* Start *
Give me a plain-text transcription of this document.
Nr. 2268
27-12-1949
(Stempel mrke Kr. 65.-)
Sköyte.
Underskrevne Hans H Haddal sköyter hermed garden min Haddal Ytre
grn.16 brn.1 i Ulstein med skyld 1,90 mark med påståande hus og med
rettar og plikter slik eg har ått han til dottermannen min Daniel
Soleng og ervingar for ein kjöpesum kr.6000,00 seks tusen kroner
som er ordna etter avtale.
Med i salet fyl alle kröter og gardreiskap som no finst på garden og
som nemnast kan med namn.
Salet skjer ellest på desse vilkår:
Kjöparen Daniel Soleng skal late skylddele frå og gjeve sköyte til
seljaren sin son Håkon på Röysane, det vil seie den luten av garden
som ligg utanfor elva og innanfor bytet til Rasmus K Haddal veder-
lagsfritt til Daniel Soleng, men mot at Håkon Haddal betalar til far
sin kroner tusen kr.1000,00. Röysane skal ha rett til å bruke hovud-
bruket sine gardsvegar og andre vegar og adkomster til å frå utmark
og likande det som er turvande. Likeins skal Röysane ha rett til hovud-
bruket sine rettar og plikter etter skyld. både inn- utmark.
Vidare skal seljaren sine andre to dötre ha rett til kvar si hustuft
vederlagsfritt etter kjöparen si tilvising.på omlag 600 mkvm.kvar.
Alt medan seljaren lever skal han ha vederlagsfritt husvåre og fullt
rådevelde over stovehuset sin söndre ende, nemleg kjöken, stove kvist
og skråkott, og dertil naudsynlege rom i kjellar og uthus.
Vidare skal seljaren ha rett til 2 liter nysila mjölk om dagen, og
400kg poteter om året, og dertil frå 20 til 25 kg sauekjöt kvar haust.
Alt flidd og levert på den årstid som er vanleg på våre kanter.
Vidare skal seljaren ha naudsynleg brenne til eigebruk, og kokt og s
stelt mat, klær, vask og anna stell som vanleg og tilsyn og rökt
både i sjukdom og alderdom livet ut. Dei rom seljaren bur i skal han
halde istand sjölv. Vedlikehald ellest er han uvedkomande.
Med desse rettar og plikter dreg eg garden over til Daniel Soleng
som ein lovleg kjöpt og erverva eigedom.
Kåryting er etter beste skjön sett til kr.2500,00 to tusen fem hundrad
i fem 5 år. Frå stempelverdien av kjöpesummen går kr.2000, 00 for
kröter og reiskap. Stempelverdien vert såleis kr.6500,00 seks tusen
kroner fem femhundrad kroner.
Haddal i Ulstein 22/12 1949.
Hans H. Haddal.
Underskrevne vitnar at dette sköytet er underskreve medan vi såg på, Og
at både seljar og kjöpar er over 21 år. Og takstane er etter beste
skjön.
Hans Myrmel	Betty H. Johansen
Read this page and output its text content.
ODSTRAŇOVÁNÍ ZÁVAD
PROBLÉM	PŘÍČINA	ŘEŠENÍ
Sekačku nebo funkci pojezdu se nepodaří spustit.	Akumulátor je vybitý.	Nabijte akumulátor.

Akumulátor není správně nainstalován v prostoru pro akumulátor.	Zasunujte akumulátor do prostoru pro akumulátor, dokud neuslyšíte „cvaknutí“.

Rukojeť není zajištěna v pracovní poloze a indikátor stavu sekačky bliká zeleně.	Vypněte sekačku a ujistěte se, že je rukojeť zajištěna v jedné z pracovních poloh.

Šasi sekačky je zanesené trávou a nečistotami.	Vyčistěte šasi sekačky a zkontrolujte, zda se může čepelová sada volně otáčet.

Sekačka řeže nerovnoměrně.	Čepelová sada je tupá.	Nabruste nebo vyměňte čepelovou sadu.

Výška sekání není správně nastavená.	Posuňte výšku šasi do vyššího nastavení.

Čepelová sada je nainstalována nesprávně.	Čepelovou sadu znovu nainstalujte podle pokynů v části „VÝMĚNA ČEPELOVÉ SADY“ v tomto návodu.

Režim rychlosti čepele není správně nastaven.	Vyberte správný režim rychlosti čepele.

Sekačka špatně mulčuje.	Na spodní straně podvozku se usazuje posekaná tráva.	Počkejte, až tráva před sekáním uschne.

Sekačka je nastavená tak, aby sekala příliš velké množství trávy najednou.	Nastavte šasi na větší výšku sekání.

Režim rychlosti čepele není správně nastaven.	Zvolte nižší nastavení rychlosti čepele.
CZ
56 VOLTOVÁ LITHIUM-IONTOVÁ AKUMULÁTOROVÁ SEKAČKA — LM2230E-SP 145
* End *
Exactly as written above, please repeat the entries.

Give me a plain-text transcription of this document.
Nr. 2268
27-12-1949
(Stempel mrke Kr. 65.-)
Sköyte.
Underskrevne Hans H Haddal sköyter hermed garden min Haddal Ytre
grn.16 brn.1 i Ulstein med skyld 1,90 mark med påståande hus og med
rettar og plikter slik eg har ått han til dottermannen min Daniel
Soleng og ervingar for ein kjöpesum kr.6000,00 seks tusen kroner
som er ordna etter avtale.
Med i salet fyl alle kröter og gardreiskap som no finst på garden og
som nemnast kan med namn.
Salet skjer ellest på desse vilkår:
Kjöparen Daniel Soleng skal late skylddele frå og gjeve sköyte til
seljaren sin son Håkon på Röysane, det vil seie den luten av garden
som ligg utanfor elva og innanfor bytet til Rasmus K Haddal veder-
lagsfritt til Daniel Soleng, men mot at Håkon Haddal betalar til far
sin kroner tusen kr.1000,00. Röysane skal ha rett til å bruke hovud-
bruket sine gardsvegar og andre vegar og adkomster til å frå utmark
og likande det som er turvande. Likeins skal Röysane ha rett til hovud-
bruket sine rettar og plikter etter skyld. både inn- utmark.
Vidare skal seljaren sine andre to dötre ha rett til kvar si hustuft
vederlagsfritt etter kjöparen si tilvising.på omlag 600 mkvm.kvar.
Alt medan seljaren lever skal han ha vederlagsfritt husvåre og fullt
rådevelde over stovehuset sin söndre ende, nemleg kjöken, stove kvist
og skråkott, og dertil naudsynlege rom i kjellar og uthus.
Vidare skal seljaren ha rett til 2 liter nysila mjölk om dagen, og
400kg poteter om året, og dertil frå 20 til 25 kg sauekjöt kvar haust.
Alt flidd og levert på den årstid som er vanleg på våre kanter.
Vidare skal seljaren ha naudsynleg brenne til eigebruk, og kokt og s
stelt mat, klær, vask og anna stell som vanleg og tilsyn og rökt
både i sjukdom og alderdom livet ut. Dei rom seljaren bur i skal han
halde istand sjölv. Vedlikehald ellest er han uvedkomande.
Med desse rettar og plikter dreg eg garden over til Daniel Soleng
som ein lovleg kjöpt og erverva eigedom.
Kåryting er etter beste skjön sett til kr.2500,00 to tusen fem hundrad
i fem 5 år. Frå stempelverdien av kjöpesummen går kr.2000, 00 for
kröter og reiskap. Stempelverdien vert såleis kr.6500,00 seks tusen
kroner fem femhundrad kroner.
Haddal i Ulstein 22/12 1949.
Hans H. Haddal.
Underskrevne vitnar at dette sköytet er underskreve medan vi såg på, Og
at både seljar og kjöpar er over 21 år. Og takstane er etter beste
skjön.
Hans Myrmel	Betty H. Johansen
Read this page and output its text content.
ODSTRAŇOVÁNÍ ZÁVAD
PROBLÉM	PŘÍČINA	ŘEŠENÍ
Sekačku nebo funkci pojezdu se nepodaří spustit.	Akumulátor je vybitý.	Nabijte akumulátor.

Akumulátor není správně nainstalován v prostoru pro akumulátor.	Zasunujte akumulátor do prostoru pro akumulátor, dokud neuslyšíte „cvaknutí“.

Rukojeť není zajištěna v pracovní poloze a indikátor stavu sekačky bliká zeleně.	Vypněte sekačku a ujistěte se, že je rukojeť zajištěna v jedné z pracovních poloh.

Šasi sekačky je zanesené trávou a nečistotami.	Vyčistěte šasi sekačky a zkontrolujte, zda se může čepelová sada volně otáčet.

Sekačka řeže nerovnoměrně.	Čepelová sada je tupá.	Nabruste nebo vyměňte čepelovou sadu.

Výška sekání není správně nastavená.	Posuňte výšku šasi do vyššího nastavení.

Čepelová sada je nainstalována nesprávně.	Čepelovou sadu znovu nainstalujte podle pokynů v části „VÝMĚNA ČEPELOVÉ SADY“ v tomto návodu.

Režim rychlosti čepele není správně nastaven.	Vyberte správný režim rychlosti čepele.

Sekačka špatně mulčuje.	Na spodní straně podvozku se usazuje posekaná tráva.	Počkejte, až tráva před sekáním uschne.

Sekačka je nastavená tak, aby sekala příliš velké množství trávy najednou.	Nastavte šasi na větší výšku sekání.

Režim rychlosti čepele není správně nastaven.	Zvolte nižší nastavení rychlosti čepele.
CZ
56 VOLTOVÁ LITHIUM-IONTOVÁ AKUMULÁTOROVÁ SEKAČKA — LM2230E-SP 145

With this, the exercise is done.